EXERCISE: Reproduce the records. Keep every word exact and include no images.

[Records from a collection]
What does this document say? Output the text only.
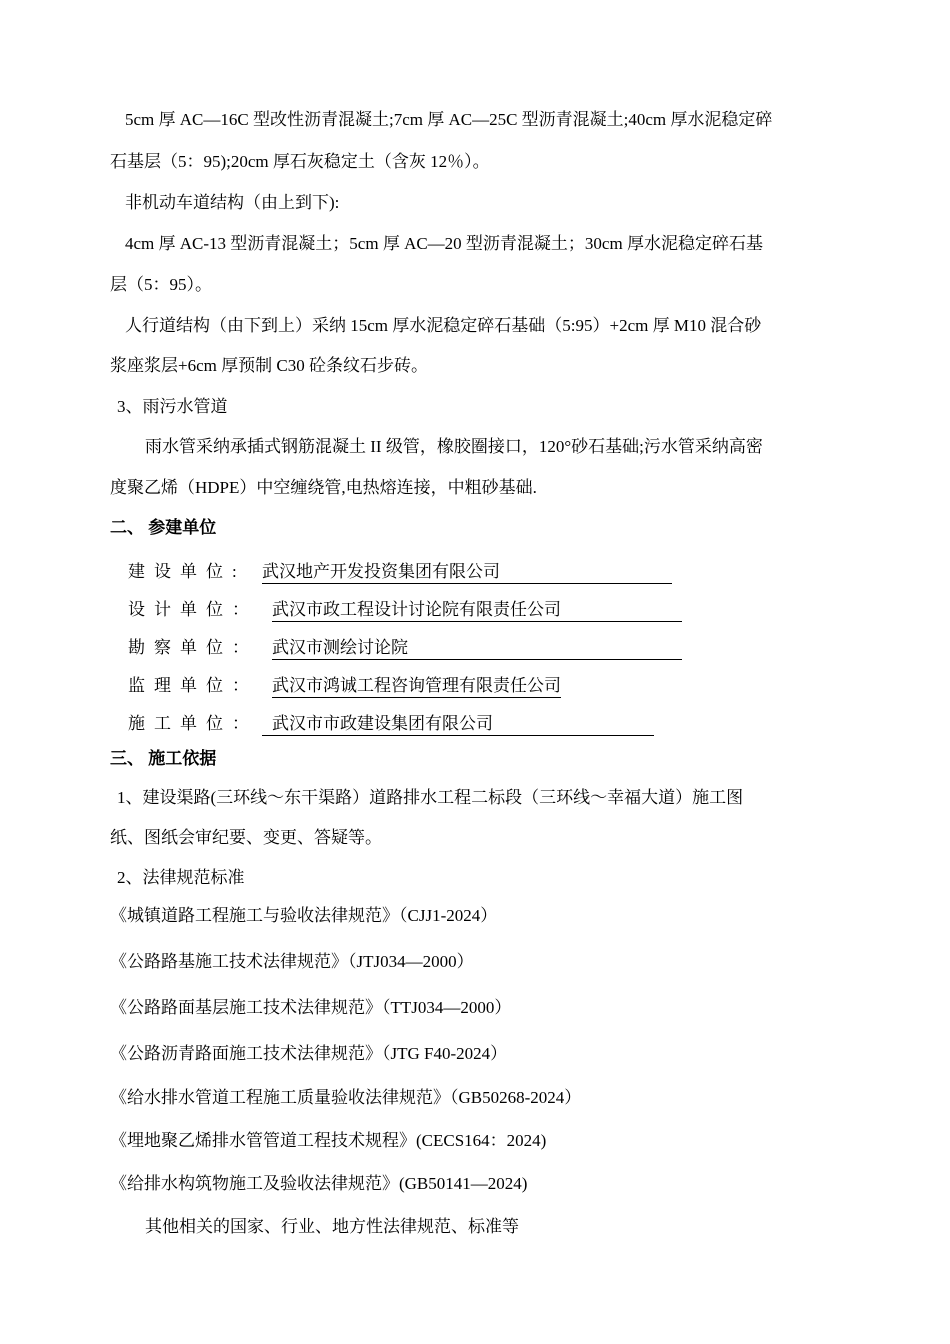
5cm 厚 AC—16C 型改性沥青混凝土;7cm 厚 AC—25C 型沥青混凝土;40cm 厚水泥稳定碎
石基层（5：95);20cm 厚石灰稳定土（含灰 12％）。
非机动车道结构（由上到下):
4cm 厚 AC-13 型沥青混凝土；5cm 厚 AC—20 型沥青混凝土；30cm 厚水泥稳定碎石基
层（5：95）。
人行道结构（由下到上）采纳 15cm 厚水泥稳定碎石基础（5:95）+2cm 厚 M10 混合砂
浆座浆层+6cm 厚预制 C30 砼条纹石步砖。
3、雨污水管道
雨水管采纳承插式钢筋混凝土 II 级管，橡胶圈接口，120°砂石基础;污水管采纳高密
度聚乙烯（HDPE）中空缠绕管,电热熔连接，中粗砂基础.
二、 参建单位
建设单位: 武汉地产开发投资集团有限公司
设计单位： 武汉市政工程设计讨论院有限责任公司
勘察单位： 武汉市测绘讨论院
监理单位： 武汉市鸿诚工程咨询管理有限责任公司
施工单位： 武汉市市政建设集团有限公司
三、 施工依据
1、建设渠路(三环线～东干渠路）道路排水工程二标段（三环线～幸福大道）施工图
纸、图纸会审纪要、变更、答疑等。
2、法律规范标准
《城镇道路工程施工与验收法律规范》（CJJ1-2024）
《公路路基施工技术法律规范》（JTJ034—2000）
《公路路面基层施工技术法律规范》（TTJ034—2000）
《公路沥青路面施工技术法律规范》（JTG F40-2024）
《给水排水管道工程施工质量验收法律规范》（GB50268-2024）
《埋地聚乙烯排水管管道工程技术规程》(CECS164：2024)
《给排水构筑物施工及验收法律规范》(GB50141—2024)
其他相关的国家、行业、地方性法律规范、标准等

EXERCISE SOLUTION:
What does this document say? Output the text only.
5cm 厚 AC—16C 型改性沥青混凝土;7cm 厚 AC—25C 型沥青混凝土;40cm 厚水泥稳定碎
石基层（5：95);20cm 厚石灰稳定土（含灰 12％）。
非机动车道结构（由上到下):
4cm 厚 AC-13 型沥青混凝土；5cm 厚 AC—20 型沥青混凝土；30cm 厚水泥稳定碎石基
层（5：95）。
人行道结构（由下到上）采纳 15cm 厚水泥稳定碎石基础（5:95）+2cm 厚 M10 混合砂
浆座浆层+6cm 厚预制 C30 砼条纹石步砖。
3、雨污水管道
雨水管采纳承插式钢筋混凝土 II 级管，橡胶圈接口，120°砂石基础;污水管采纳高密
度聚乙烯（HDPE）中空缠绕管,电热熔连接，中粗砂基础.
二、 参建单位
建设单位: 武汉地产开发投资集团有限公司
设计单位： 武汉市政工程设计讨论院有限责任公司
勘察单位： 武汉市测绘讨论院
监理单位： 武汉市鸿诚工程咨询管理有限责任公司
施工单位： 武汉市市政建设集团有限公司
三、 施工依据
1、建设渠路(三环线～东干渠路）道路排水工程二标段（三环线～幸福大道）施工图
纸、图纸会审纪要、变更、答疑等。
2、法律规范标准
《城镇道路工程施工与验收法律规范》（CJJ1-2024）
《公路路基施工技术法律规范》（JTJ034—2000）
《公路路面基层施工技术法律规范》（TTJ034—2000）
《公路沥青路面施工技术法律规范》（JTG F40-2024）
《给水排水管道工程施工质量验收法律规范》（GB50268-2024）
《埋地聚乙烯排水管管道工程技术规程》(CECS164：2024)
《给排水构筑物施工及验收法律规范》(GB50141—2024)
其他相关的国家、行业、地方性法律规范、标准等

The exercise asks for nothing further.